#### JOB:
Can you echo, line for line and unchanged, every entry from the one containing "- sidebar-section-user-management[interactable]: ⌄" through the one containing "- days-in-staged: 0: [603, 552, 613, 571]", inclusive?

#### MATERIAL PROVIDED:
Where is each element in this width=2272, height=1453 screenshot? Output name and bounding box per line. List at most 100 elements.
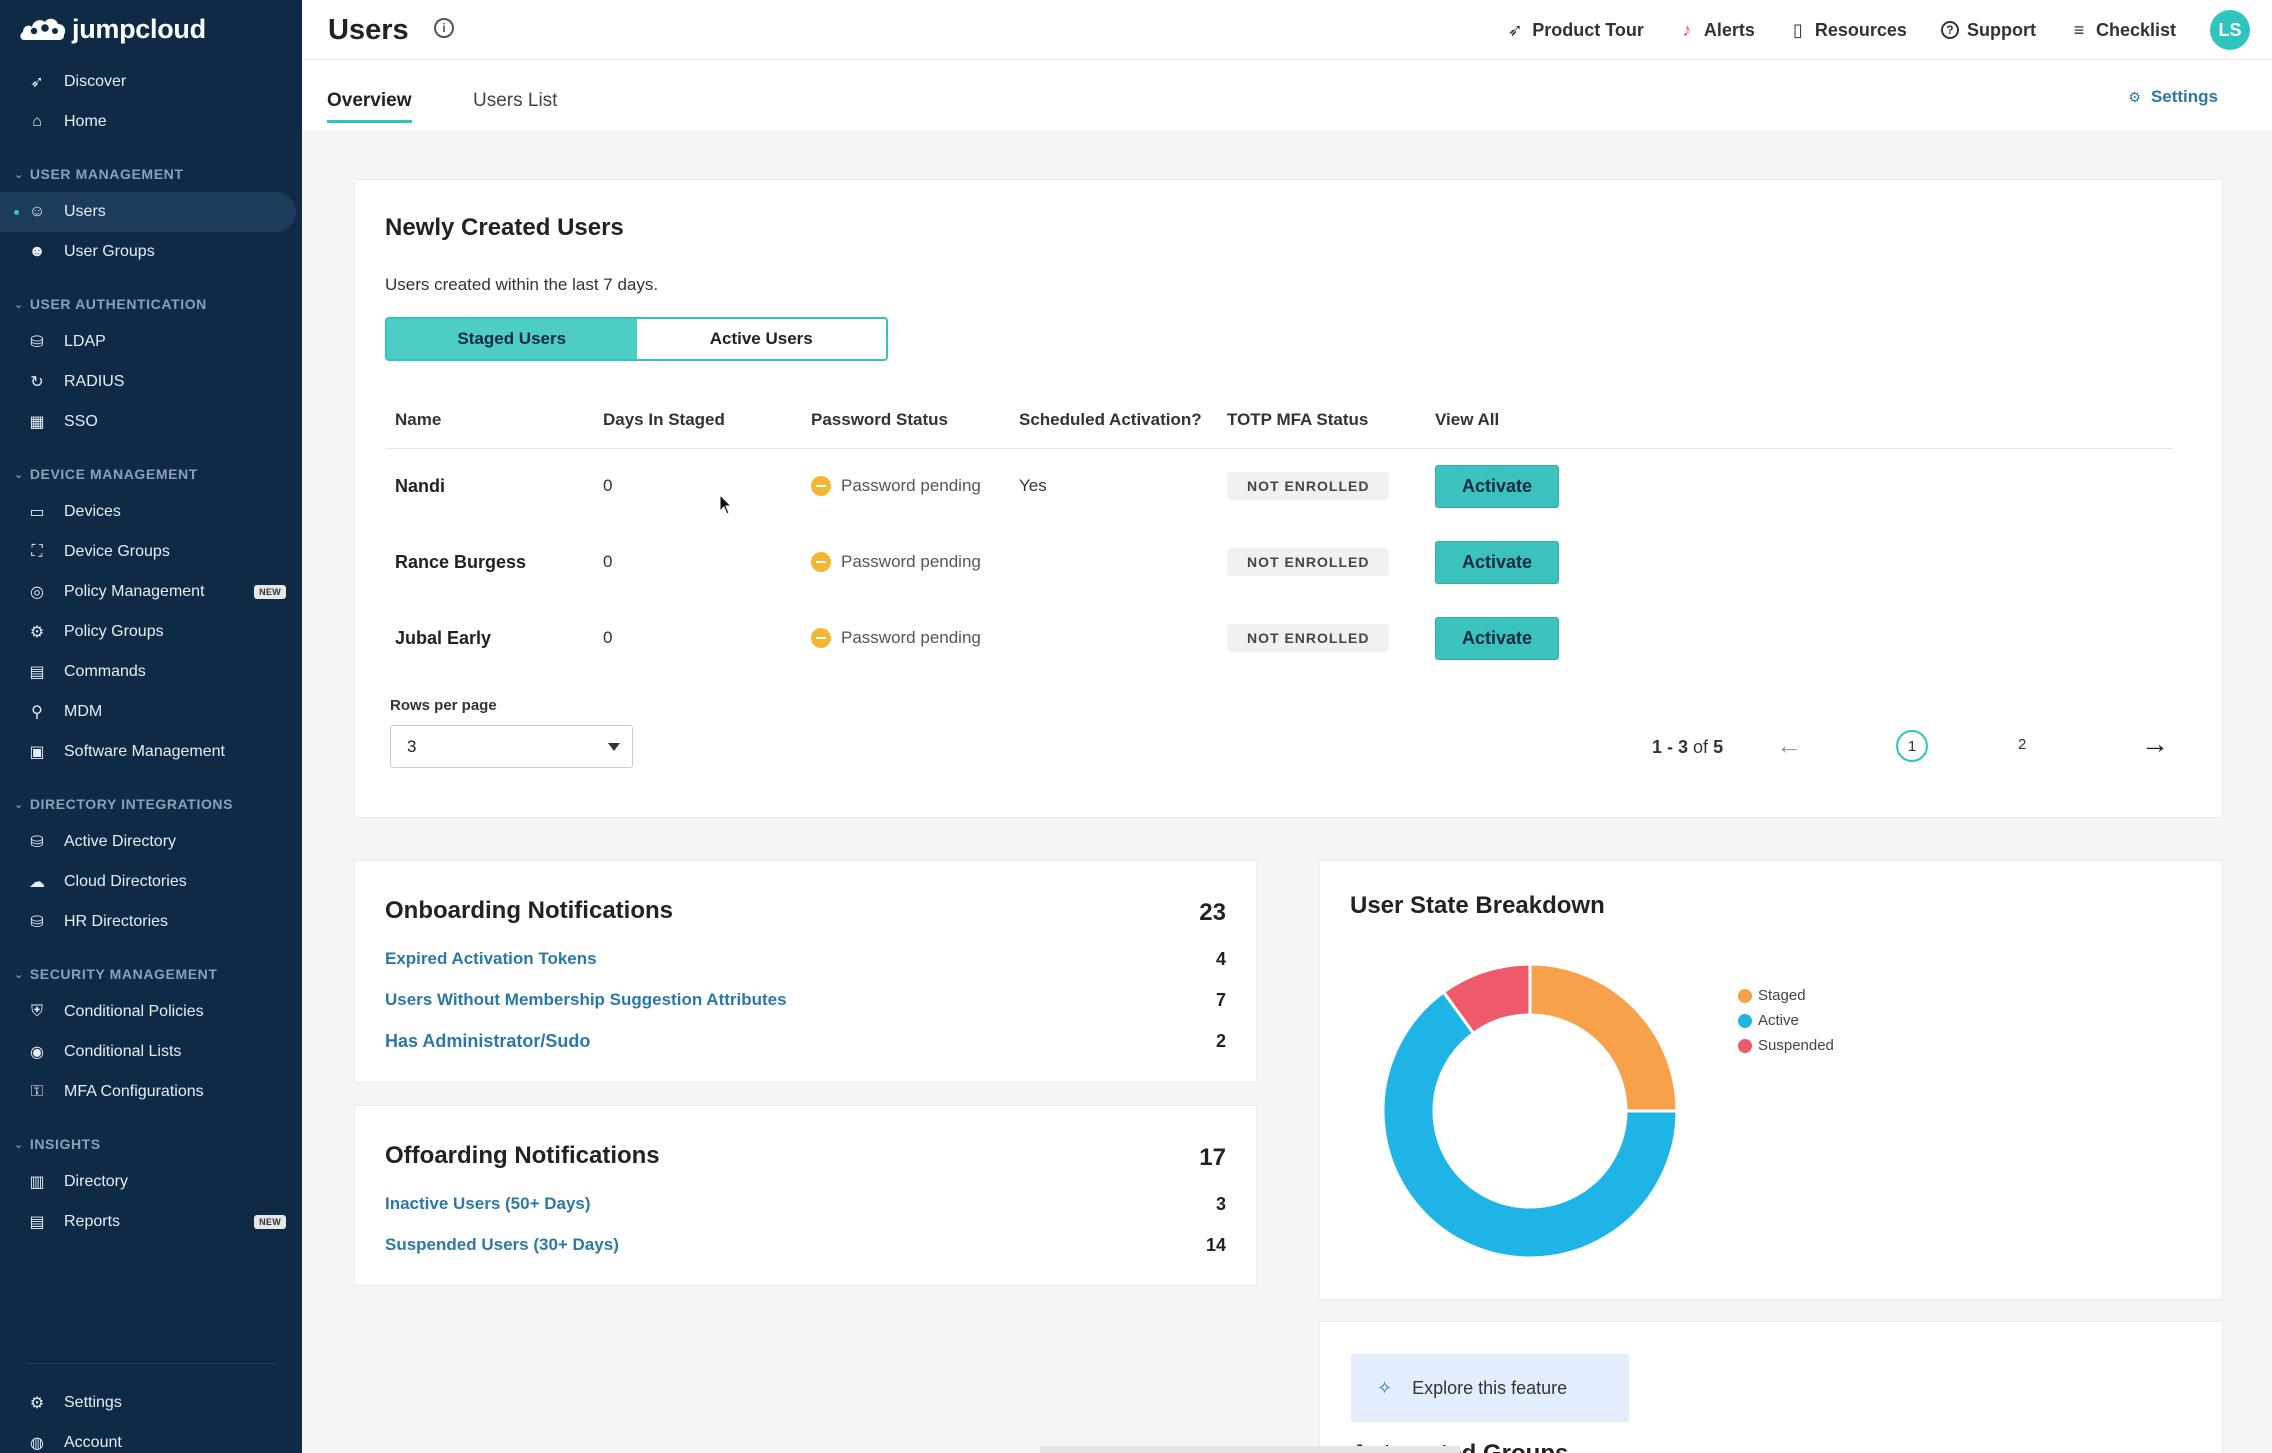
- sidebar-section-user-management[interactable]: ⌄ USER MANAGEMENT: [0, 156, 302, 192]
- header-link-product-tour[interactable]: ➶ Product Tour: [1506, 20, 1644, 41]
- user-name[interactable]: Jubal Early: [395, 628, 491, 648]
- sidebar-item-device-groups[interactable]: ⛶ Device Groups: [0, 532, 302, 572]
- sidebar-item-label: Directory: [64, 1173, 129, 1190]
- sidebar-item-software-management[interactable]: ▣ Software Management: [0, 732, 302, 772]
- page-1-button[interactable]: 1: [1896, 730, 1928, 762]
- settings-link[interactable]: ⚙ Settings: [2128, 87, 2218, 107]
- suspended-users-link[interactable]: Suspended Users (30+ Days): [385, 1235, 619, 1255]
- user-name[interactable]: Rance Burgess: [395, 552, 526, 572]
- brand-logo[interactable]: jumpcloud: [0, 0, 302, 58]
- sidebar-item-user-groups[interactable]: ☻ User Groups: [0, 232, 302, 272]
- sidebar-item-label: Home: [64, 113, 107, 130]
- col-days-in-staged[interactable]: Days In Staged: [593, 392, 801, 449]
- sidebar-item-devices[interactable]: ▭ Devices: [0, 492, 302, 532]
- avatar[interactable]: LS: [2210, 10, 2250, 50]
- col-password-status[interactable]: Password Status: [801, 392, 1009, 449]
- sidebar-item-label: Reports: [64, 1213, 121, 1230]
- sidebar-item-mdm[interactable]: ⚲ MDM: [0, 692, 302, 732]
- sidebar-item-account[interactable]: ◍ Account: [0, 1423, 302, 1453]
- sidebar-item-settings[interactable]: ⚙ Settings: [0, 1383, 302, 1423]
- tab-users-list[interactable]: Users List: [473, 90, 557, 120]
- activate-button[interactable]: Activate: [1435, 464, 1560, 508]
- tab-overview[interactable]: Overview: [327, 90, 412, 123]
- sidebar-item-radius[interactable]: ↻ RADIUS: [0, 362, 302, 402]
- staged-users-segment[interactable]: Staged Users: [387, 319, 637, 359]
- table-row[interactable]: Jubal Early 0 Password pending NOT ENROLLED…: [385, 600, 2173, 676]
- expired-activation-tokens-link[interactable]: Expired Activation Tokens: [385, 949, 597, 969]
- activate-button[interactable]: Activate: [1435, 616, 1560, 660]
- sidebar-item-users[interactable]: ☺ Users: [0, 192, 296, 232]
- sidebar-item-hr-directories[interactable]: ⛁ HR Directories: [0, 902, 302, 942]
- user-name[interactable]: Nandi: [395, 476, 445, 496]
- sidebar-item-cloud-directories[interactable]: ☁ Cloud Directories: [0, 862, 302, 902]
- days-in-staged: 0: [603, 552, 613, 571]
- has-administrator-sudo-link[interactable]: Has Administrator/Sudo: [385, 1031, 590, 1052]
- scrollbar-track[interactable]: [1040, 1446, 1460, 1453]
- rows-per-page-select[interactable]: 3: [390, 725, 633, 768]
- card-title: Offoarding Notifications: [385, 1142, 660, 1169]
- header-link-alerts[interactable]: ♪ Alerts: [1678, 20, 1755, 41]
- header-link-support[interactable]: ? Support: [1940, 20, 2036, 41]
- explore-feature-button[interactable]: ✧ Explore this feature: [1351, 1354, 1629, 1422]
- sidebar-item-label: Policy Groups: [64, 623, 164, 640]
- user-state-donut-chart: [1381, 962, 1679, 1260]
- sidebar-item-sso[interactable]: ▦ SSO: [0, 402, 302, 442]
- donut-slice-staged[interactable]: [1528, 962, 1679, 1113]
- activate-button[interactable]: Activate: [1435, 540, 1560, 584]
- header-link-checklist[interactable]: ≡ Checklist: [2070, 20, 2176, 41]
- sidebar-item-ldap[interactable]: ⛁ LDAP: [0, 322, 302, 362]
- col-name[interactable]: Name: [385, 392, 593, 449]
- col-totp-mfa-status[interactable]: TOTP MFA Status: [1217, 392, 1425, 449]
- sidebar-section-security-management[interactable]: ⌄ SECURITY MANAGEMENT: [0, 956, 302, 992]
- radius-icon: ↻: [30, 374, 44, 391]
- sidebar-item-policy-management[interactable]: ◎ Policy Management NEW: [0, 572, 302, 612]
- table-row[interactable]: Nandi 0 Password pending Yes NOT ENROLLED Act…: [385, 448, 2173, 524]
- sidebar-item-active-directory[interactable]: ⛁ Active Directory: [0, 822, 302, 862]
- sidebar-item-label: Commands: [64, 663, 146, 680]
- arrow-right-icon[interactable]: →: [2141, 728, 2169, 760]
- notification-count: 2: [1215, 1030, 1226, 1051]
- sidebar-item-mfa-configurations[interactable]: ⚿ MFA Configurations: [0, 1072, 302, 1112]
- sidebar-item-reports[interactable]: ▤ Reports NEW: [0, 1202, 302, 1242]
- sidebar-item-conditional-policies[interactable]: ⛨ Conditional Policies: [0, 992, 302, 1032]
- sidebar-section-insights[interactable]: ⌄ INSIGHTS: [0, 1126, 302, 1162]
- top-header: Users i ➶ Product Tour ♪ Alerts ▯ Resources? S…: [302, 0, 2272, 60]
- user-state-breakdown-card: User State Breakdown Staged Active Suspend…: [1319, 860, 2223, 1300]
- list-item: Expired Activation Tokens 4: [385, 946, 1226, 972]
- notification-count: 14: [1205, 1234, 1226, 1255]
- legend-item-active[interactable]: Active: [1738, 1008, 1834, 1033]
- sidebar-item-label: RADIUS: [64, 373, 125, 390]
- info-icon[interactable]: i: [434, 18, 454, 38]
- col-scheduled-activation[interactable]: Scheduled Activation?: [1009, 392, 1217, 449]
- sidebar-item-home[interactable]: ⌂ Home: [0, 102, 302, 142]
- sidebar-item-policy-groups[interactable]: ⚙ Policy Groups: [0, 612, 302, 652]
- sidebar-item-label: Discover: [64, 73, 127, 90]
- legend-item-staged[interactable]: Staged: [1738, 983, 1834, 1008]
- sidebar-item-commands[interactable]: ▤ Commands: [0, 652, 302, 692]
- inactive-users-link[interactable]: Inactive Users (50+ Days): [385, 1194, 591, 1214]
- sidebar-section-device-management[interactable]: ⌄ DEVICE MANAGEMENT: [0, 456, 302, 492]
- sidebar-item-directory[interactable]: ▥ Directory: [0, 1162, 302, 1202]
- chevron-down-icon: ⌄: [14, 468, 24, 481]
- active-users-segment[interactable]: Active Users: [636, 319, 886, 359]
- sidebar-section-user-authentication[interactable]: ⌄ USER AUTHENTICATION: [0, 286, 302, 322]
- active-directory-icon: ⛁: [30, 834, 44, 851]
- pagination-range: 1 - 3: [1652, 737, 1689, 757]
- sidebar-item-conditional-lists[interactable]: ◉ Conditional Lists: [0, 1032, 302, 1072]
- page-2-button[interactable]: 2: [2018, 736, 2026, 753]
- sidebar-section-directory-integrations[interactable]: ⌄ DIRECTORY INTEGRATIONS: [0, 786, 302, 822]
- legend-item-suspended[interactable]: Suspended: [1738, 1033, 1834, 1058]
- sidebar-item-discover[interactable]: ➶ Discover: [0, 62, 302, 102]
- table-row[interactable]: Rance Burgess 0 Password pending NOT ENROLL…: [385, 524, 2173, 600]
- card-title: Onboarding Notifications: [385, 897, 673, 924]
- list-item: Users Without Membership Suggestion Attr…: [385, 987, 1226, 1013]
- header-link-resources[interactable]: ▯ Resources: [1789, 20, 1907, 41]
- arrow-left-icon[interactable]: ←: [1776, 730, 1802, 761]
- view-all-link[interactable]: View All: [1425, 392, 2173, 449]
- header-link-label: Checklist: [2095, 19, 2176, 40]
- users-without-membership-link[interactable]: Users Without Membership Suggestion Attr…: [385, 990, 787, 1010]
- password-status-label: Password pending: [841, 628, 981, 647]
- pending-status-icon: [811, 628, 831, 648]
- chevron-down-icon: ⌄: [14, 968, 24, 981]
- sidebar-item-label: Software Management: [64, 743, 225, 760]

#### TASK OUTPUT:
- sidebar-section-user-management[interactable]: ⌄ USER MANAGEMENT: [0, 156, 302, 192]
- header-link-product-tour[interactable]: ➶ Product Tour: [1506, 20, 1644, 41]
- user-name[interactable]: Jubal Early: [395, 628, 491, 648]
- sidebar-item-device-groups[interactable]: ⛶ Device Groups: [0, 532, 302, 572]
- sidebar-item-label: Directory: [64, 1173, 129, 1190]
- sidebar-item-software-management[interactable]: ▣ Software Management: [0, 732, 302, 772]
- page-1-button[interactable]: 1: [1896, 730, 1928, 762]
- settings-link[interactable]: ⚙ Settings: [2128, 87, 2218, 107]
- suspended-users-link[interactable]: Suspended Users (30+ Days): [385, 1235, 619, 1255]
- user-name[interactable]: Rance Burgess: [395, 552, 526, 572]
- brand-logo[interactable]: jumpcloud: [0, 0, 302, 58]
- sidebar-item-user-groups[interactable]: ☻ User Groups: [0, 232, 302, 272]
- sidebar-item-label: Home: [64, 113, 107, 130]
- col-days-in-staged[interactable]: Days In Staged: [593, 392, 801, 449]
- sidebar-item-devices[interactable]: ▭ Devices: [0, 492, 302, 532]
- avatar[interactable]: LS: [2210, 10, 2250, 50]
- col-password-status[interactable]: Password Status: [801, 392, 1009, 449]
- sidebar-item-label: Reports: [64, 1213, 121, 1230]
- sidebar-item-mdm[interactable]: ⚲ MDM: [0, 692, 302, 732]
- sidebar-item-account[interactable]: ◍ Account: [0, 1423, 302, 1453]
- sidebar-item-settings[interactable]: ⚙ Settings: [0, 1383, 302, 1423]
- tab-users-list[interactable]: Users List: [473, 90, 557, 120]
- activate-button[interactable]: Activate: [1435, 464, 1560, 508]
- tab-overview[interactable]: Overview: [327, 90, 412, 123]
- sidebar-item-radius[interactable]: ↻ RADIUS: [0, 362, 302, 402]
- staged-users-segment[interactable]: Staged Users: [387, 319, 637, 359]
- table-row[interactable]: Jubal Early 0 Password pending NOT ENROLLED…: [385, 600, 2173, 676]
- expired-activation-tokens-link[interactable]: Expired Activation Tokens: [385, 949, 597, 969]
- activate-button[interactable]: Activate: [1435, 616, 1560, 660]
- sidebar-item-users[interactable]: ☺ Users: [0, 192, 296, 232]
- sidebar-item-hr-directories[interactable]: ⛁ HR Directories: [0, 902, 302, 942]
- user-name[interactable]: Nandi: [395, 476, 445, 496]
- sidebar-item-cloud-directories[interactable]: ☁ Cloud Directories: [0, 862, 302, 902]
- days-in-staged: 0: [603, 552, 613, 571]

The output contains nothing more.